Excerpted records
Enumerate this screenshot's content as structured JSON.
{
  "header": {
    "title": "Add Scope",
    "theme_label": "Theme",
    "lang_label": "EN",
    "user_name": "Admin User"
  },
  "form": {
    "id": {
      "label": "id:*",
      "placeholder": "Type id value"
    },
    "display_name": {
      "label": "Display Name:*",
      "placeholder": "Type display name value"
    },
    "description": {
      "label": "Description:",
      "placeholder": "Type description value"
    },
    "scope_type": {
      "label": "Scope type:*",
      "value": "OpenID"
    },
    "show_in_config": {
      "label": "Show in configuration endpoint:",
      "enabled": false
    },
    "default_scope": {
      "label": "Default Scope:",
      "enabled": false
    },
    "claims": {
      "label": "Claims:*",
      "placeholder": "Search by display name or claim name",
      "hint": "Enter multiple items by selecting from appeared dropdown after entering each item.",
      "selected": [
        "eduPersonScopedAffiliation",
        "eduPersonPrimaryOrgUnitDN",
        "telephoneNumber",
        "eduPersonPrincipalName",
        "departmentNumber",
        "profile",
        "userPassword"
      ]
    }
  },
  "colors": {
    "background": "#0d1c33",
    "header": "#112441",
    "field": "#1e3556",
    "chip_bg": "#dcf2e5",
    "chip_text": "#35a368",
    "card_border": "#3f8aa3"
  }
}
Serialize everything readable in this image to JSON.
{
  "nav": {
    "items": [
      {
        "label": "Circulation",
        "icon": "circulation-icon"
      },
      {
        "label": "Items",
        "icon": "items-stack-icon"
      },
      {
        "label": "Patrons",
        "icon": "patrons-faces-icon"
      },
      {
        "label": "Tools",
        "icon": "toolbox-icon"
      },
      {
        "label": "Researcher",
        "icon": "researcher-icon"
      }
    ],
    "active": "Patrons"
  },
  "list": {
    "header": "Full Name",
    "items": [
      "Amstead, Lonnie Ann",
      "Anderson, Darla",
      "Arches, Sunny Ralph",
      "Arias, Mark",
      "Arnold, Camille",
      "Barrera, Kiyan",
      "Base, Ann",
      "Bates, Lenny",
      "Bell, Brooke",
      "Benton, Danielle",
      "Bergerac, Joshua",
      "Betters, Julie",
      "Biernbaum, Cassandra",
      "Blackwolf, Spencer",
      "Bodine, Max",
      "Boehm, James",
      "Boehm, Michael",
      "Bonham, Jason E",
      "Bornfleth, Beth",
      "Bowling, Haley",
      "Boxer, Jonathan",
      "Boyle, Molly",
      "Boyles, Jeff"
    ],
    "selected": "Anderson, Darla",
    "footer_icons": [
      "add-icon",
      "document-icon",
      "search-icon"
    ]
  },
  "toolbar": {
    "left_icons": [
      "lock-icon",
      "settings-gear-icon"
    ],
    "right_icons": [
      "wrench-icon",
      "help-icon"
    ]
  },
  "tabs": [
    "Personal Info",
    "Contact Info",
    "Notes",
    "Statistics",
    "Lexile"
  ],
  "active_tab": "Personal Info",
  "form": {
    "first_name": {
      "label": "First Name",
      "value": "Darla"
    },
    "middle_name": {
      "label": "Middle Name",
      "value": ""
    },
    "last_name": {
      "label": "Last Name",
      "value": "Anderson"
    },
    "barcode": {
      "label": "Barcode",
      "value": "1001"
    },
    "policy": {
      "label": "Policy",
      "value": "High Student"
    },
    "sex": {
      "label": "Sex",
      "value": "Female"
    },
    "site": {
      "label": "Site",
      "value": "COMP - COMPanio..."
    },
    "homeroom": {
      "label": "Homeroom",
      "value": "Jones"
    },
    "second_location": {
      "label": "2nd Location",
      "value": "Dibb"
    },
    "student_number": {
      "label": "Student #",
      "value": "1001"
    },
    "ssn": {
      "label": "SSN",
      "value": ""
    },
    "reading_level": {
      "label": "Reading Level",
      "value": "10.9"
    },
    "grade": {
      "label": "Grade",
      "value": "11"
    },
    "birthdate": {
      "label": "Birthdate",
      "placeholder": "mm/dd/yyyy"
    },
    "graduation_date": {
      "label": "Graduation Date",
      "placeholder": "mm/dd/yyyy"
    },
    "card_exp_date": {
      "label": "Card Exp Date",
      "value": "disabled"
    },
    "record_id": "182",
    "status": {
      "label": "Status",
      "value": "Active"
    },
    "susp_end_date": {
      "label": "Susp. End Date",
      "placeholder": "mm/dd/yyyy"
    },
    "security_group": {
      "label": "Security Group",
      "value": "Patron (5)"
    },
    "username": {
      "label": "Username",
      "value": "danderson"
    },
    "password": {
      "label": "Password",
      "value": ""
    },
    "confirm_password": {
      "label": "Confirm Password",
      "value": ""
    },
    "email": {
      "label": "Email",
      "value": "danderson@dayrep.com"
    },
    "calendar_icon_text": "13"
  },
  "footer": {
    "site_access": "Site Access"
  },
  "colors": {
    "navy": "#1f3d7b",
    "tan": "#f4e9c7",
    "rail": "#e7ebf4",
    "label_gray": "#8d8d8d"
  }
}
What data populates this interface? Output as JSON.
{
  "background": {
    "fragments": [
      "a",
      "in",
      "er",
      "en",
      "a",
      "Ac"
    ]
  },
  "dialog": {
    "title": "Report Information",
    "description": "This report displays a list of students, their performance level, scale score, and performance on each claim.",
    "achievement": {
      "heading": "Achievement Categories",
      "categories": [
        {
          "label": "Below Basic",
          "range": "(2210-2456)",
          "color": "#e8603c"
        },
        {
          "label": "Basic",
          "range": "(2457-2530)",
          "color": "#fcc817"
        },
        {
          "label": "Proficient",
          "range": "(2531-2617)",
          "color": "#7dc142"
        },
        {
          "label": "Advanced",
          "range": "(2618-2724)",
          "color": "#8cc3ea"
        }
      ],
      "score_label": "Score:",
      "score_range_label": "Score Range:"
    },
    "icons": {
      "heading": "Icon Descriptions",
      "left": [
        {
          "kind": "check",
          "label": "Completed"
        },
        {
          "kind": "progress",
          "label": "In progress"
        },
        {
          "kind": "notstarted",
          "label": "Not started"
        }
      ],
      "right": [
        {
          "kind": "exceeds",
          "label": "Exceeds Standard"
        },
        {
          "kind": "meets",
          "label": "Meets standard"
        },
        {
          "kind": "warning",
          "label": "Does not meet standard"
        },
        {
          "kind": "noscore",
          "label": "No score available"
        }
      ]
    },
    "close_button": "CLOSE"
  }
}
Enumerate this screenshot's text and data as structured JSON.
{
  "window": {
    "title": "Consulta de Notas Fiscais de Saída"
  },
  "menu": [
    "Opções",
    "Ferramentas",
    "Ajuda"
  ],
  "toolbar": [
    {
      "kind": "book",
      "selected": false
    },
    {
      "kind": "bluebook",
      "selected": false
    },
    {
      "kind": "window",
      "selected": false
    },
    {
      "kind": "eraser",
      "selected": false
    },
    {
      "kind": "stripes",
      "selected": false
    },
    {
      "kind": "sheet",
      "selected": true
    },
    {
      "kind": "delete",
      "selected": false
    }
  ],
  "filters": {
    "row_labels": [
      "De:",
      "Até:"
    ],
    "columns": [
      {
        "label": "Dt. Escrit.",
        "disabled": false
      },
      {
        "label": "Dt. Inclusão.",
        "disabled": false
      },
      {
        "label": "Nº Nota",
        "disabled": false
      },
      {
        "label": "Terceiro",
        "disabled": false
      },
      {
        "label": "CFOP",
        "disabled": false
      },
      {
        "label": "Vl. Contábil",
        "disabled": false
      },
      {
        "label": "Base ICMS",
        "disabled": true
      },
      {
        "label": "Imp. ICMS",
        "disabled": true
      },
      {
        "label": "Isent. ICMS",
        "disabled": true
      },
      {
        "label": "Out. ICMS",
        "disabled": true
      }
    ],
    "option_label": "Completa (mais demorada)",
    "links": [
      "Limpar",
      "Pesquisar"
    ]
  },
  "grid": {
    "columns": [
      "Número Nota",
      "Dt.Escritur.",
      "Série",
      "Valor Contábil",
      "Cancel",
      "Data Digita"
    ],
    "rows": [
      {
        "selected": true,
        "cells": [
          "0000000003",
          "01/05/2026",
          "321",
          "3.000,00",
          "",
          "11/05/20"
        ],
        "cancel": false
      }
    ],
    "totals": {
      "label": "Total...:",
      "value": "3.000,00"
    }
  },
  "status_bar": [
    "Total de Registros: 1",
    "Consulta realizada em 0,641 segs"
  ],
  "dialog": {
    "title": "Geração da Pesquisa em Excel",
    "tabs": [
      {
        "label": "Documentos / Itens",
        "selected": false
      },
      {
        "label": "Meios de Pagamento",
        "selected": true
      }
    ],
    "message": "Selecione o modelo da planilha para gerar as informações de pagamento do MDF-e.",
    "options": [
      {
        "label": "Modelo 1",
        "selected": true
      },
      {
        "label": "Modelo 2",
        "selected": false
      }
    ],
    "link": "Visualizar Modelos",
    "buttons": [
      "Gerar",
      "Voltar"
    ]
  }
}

Instruction
Show the lines from the data above that contain the string "Darla".

Expected output
      "Anderson, Darla",
    "selected": "Anderson, Darla",
      "value": "Darla"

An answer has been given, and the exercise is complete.